*About this exercise*:
Only lines containing "that" are wanted from the data below. Copy those lines.

========

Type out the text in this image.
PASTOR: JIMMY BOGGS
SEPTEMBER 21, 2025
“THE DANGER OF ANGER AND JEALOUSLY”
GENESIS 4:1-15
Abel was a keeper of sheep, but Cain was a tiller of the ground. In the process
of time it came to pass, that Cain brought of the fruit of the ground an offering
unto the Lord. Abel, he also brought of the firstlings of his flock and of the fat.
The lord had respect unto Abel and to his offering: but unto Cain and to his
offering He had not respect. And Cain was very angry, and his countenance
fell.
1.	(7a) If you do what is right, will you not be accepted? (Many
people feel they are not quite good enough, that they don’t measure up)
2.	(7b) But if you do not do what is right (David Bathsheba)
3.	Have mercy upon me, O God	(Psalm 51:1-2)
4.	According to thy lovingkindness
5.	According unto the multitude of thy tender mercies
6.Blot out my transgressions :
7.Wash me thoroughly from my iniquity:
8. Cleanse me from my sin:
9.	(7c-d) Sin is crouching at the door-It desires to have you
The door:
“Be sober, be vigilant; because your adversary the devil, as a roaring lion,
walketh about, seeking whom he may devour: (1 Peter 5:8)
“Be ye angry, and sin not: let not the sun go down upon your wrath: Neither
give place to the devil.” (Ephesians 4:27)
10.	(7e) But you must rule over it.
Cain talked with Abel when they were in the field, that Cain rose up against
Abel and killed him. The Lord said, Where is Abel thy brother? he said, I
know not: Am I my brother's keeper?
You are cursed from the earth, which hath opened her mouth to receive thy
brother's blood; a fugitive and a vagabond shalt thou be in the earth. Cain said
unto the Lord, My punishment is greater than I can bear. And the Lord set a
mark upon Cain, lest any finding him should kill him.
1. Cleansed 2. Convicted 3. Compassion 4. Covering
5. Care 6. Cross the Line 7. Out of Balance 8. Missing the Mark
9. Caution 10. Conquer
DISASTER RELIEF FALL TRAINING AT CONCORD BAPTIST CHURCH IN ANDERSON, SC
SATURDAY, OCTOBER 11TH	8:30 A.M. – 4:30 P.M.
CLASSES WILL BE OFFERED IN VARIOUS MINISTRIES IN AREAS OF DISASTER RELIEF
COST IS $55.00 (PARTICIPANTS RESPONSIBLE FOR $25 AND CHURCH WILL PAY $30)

========

*Written answer*:
of time it came to pass, that Cain brought of the fruit of the ground an offering
people feel they are not quite good enough, that they don’t measure up)
Cain talked with Abel when they were in the field, that Cain rose up against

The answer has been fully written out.